(Extracted data entries)
[Begin]
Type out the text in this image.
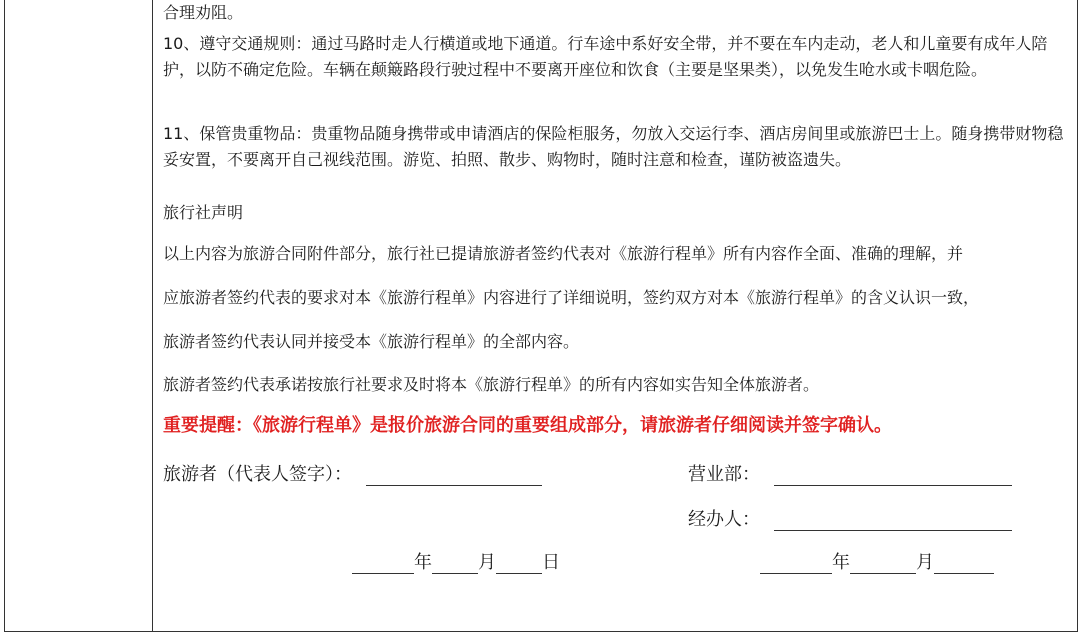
合理劝阻。

10、遵守交通规则：通过马路时走人行横道或地下通道。行车途中系好安全带，并不要在车内走动，老人和儿童要有成年人陪护，以防不确定危险。车辆在颠簸路段行驶过程中不要离开座位和饮食（主要是坚果类），以免发生呛水或卡咽危险。

11、保管贵重物品：贵重物品随身携带或申请酒店的保险柜服务，勿放入交运行李、酒店房间里或旅游巴士上。随身携带财物稳妥安置，不要离开自己视线范围。游览、拍照、散步、购物时，随时注意和检查，谨防被盗遗失。

旅行社声明

以上内容为旅游合同附件部分，旅行社已提请旅游者签约代表对《旅游行程单》所有内容作全面、准确的理解，并

应旅游者签约代表的要求对本《旅游行程单》内容进行了详细说明，签约双方对本《旅游行程单》的含义认识一致，

旅游者签约代表认同并接受本《旅游行程单》的全部内容。

旅游者签约代表承诺按旅行社要求及时将本《旅游行程单》的所有内容如实告知全体旅游者。

重要提醒：《旅游行程单》是报价旅游合同的重要组成部分，请旅游者仔细阅读并签字确认。

旅游者（代表人签字）：	营业部：
经办人：
年	月	日	年	月
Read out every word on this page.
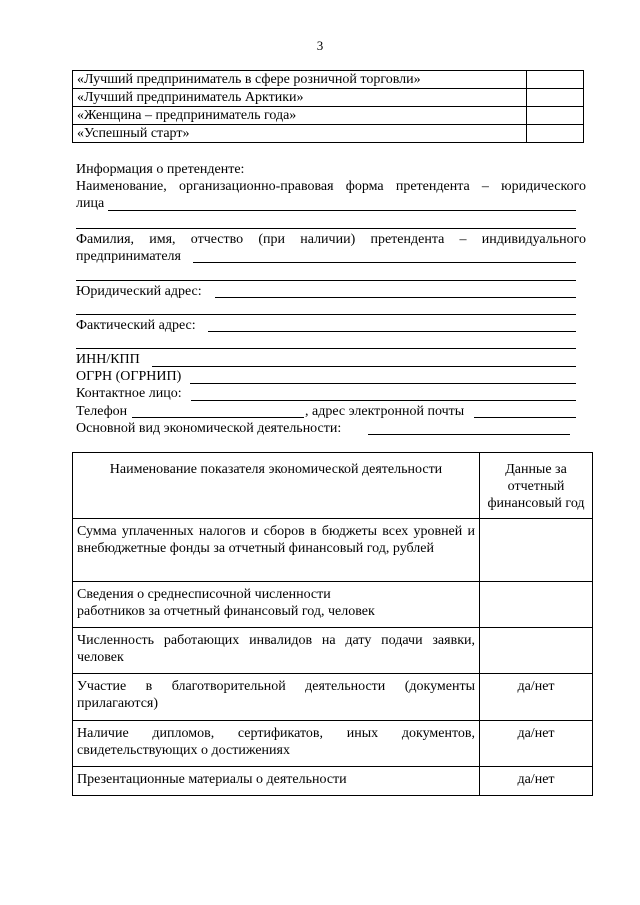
3
«Лучший предприниматель в сфере розничной торговли»	
«Лучший предприниматель Арктики»	
«Женщина – предприниматель года»	
«Успешный старт»	
Информация о претенденте:
Наименование, организационно-правовая форма претендента – юридического
лица
Фамилия, имя, отчество (при наличии) претендента – индивидуального
предпринимателя
Юридический адрес:
Фактический адрес:
ИНН/КПП
ОГРН (ОГРНИП)
Контактное лицо:
Телефон	, адрес электронной почты
Основной вид экономической деятельности:
Наименование показателя экономической деятельности	Данные за отчетный финансовый год
Сумма уплаченных налогов и сборов в бюджеты всех уровней и внебюджетные фонды за отчетный финансовый год, рублей	

Сведения о среднесписочной численности
работников за отчетный финансовый год, человек	

Численность работающих инвалидов на дату подачи заявки, человек	
Участие в благотворительной деятельности (документы прилагаются)	да/нет
Наличие дипломов, сертификатов, иных документов, свидетельствующих о достижениях	да/нет
Презентационные материалы о деятельности	да/нет
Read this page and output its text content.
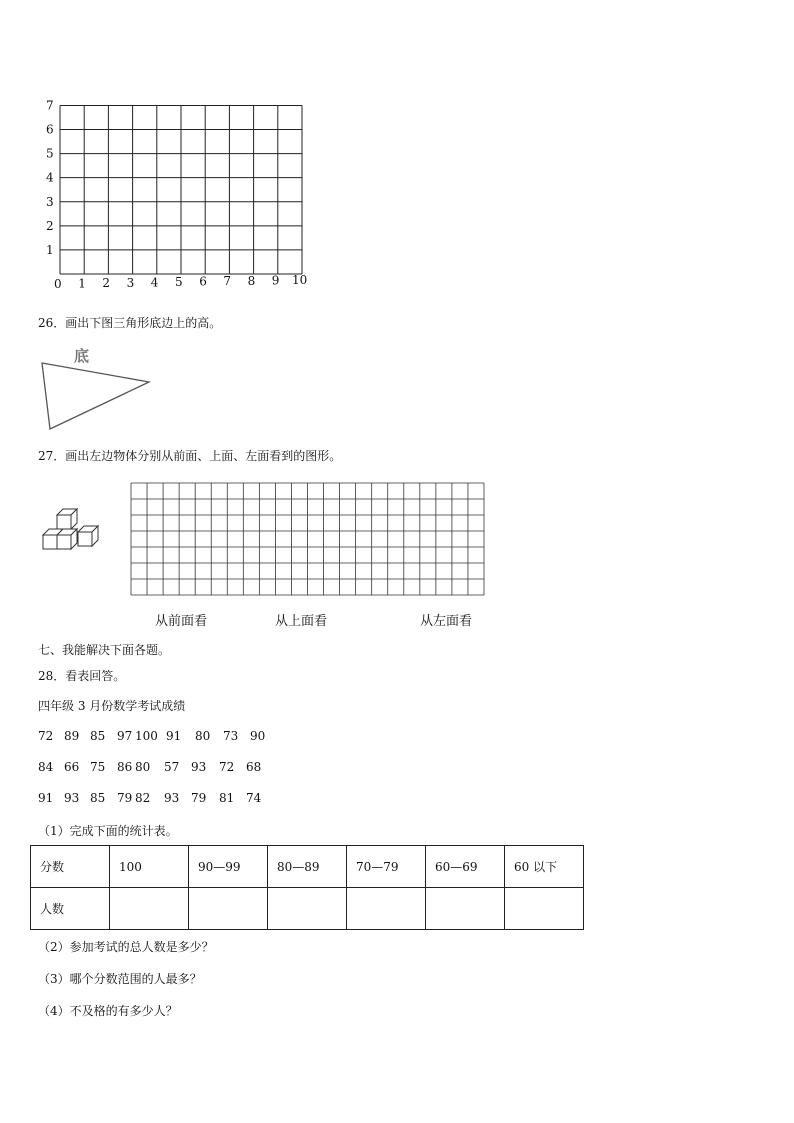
7
6
5
4
3
2
1
0 1 2 3 4 5 6 7 8 9 10
26．画出下图三角形底边上的高。
底
27．画出左边物体分别从前面、上面、左面看到的图形。
从前面看	从上面看	从左面看
七、我能解决下面各题。
28．看表回答。
四年级 3 月份数学考试成绩
72 89 85 97 100 91 80 73 90
84 66 75 86 80 57 93 72 68
91 93 85 79 82 93 79 81 74
（1）完成下面的统计表。
分数	100	90—99	80—89	70—79	60—69	60 以下
人数						
（2）参加考试的总人数是多少？
（3）哪个分数范围的人最多？
（4）不及格的有多少人？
[End]
Exercise details: Pull out every line of the entries that includes the word "претендента".

Solution to this exercise:
Наименование, организационно-правовая форма претендента – юридического
Фамилия, имя, отчество (при наличии) претендента – индивидуального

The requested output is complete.